◆ BRIEF ◆
For the entries below, work out how many lines contain the string "Result" and write only the number.
↓↓↓
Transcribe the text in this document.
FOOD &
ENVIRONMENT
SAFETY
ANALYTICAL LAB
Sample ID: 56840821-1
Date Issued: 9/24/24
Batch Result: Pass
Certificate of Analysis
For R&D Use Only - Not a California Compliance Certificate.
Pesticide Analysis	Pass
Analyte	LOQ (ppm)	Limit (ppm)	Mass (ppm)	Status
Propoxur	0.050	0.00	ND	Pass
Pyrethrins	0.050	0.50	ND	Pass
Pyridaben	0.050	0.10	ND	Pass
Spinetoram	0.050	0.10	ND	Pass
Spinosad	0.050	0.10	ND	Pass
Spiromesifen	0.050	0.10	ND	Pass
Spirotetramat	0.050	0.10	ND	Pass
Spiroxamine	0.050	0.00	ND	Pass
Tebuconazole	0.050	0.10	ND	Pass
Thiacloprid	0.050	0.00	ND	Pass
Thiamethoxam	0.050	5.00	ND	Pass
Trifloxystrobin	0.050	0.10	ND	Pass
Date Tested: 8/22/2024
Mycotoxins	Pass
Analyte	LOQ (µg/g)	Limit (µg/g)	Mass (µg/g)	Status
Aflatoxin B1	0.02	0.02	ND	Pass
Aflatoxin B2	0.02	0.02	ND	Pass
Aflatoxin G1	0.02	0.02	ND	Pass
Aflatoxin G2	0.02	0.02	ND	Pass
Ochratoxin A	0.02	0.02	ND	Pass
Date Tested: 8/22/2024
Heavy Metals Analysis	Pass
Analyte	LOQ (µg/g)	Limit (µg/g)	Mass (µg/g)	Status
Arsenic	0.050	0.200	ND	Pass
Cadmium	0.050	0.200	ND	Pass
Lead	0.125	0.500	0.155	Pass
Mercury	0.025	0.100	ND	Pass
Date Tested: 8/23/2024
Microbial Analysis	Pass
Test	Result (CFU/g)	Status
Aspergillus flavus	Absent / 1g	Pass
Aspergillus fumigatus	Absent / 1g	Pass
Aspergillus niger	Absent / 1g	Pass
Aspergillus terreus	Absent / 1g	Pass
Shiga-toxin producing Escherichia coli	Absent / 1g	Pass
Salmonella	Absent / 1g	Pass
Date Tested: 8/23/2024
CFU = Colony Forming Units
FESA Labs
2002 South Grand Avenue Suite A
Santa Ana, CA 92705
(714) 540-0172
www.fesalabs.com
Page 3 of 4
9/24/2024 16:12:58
↑↑↑
◆ PROBLEM SOLUTION ◆
2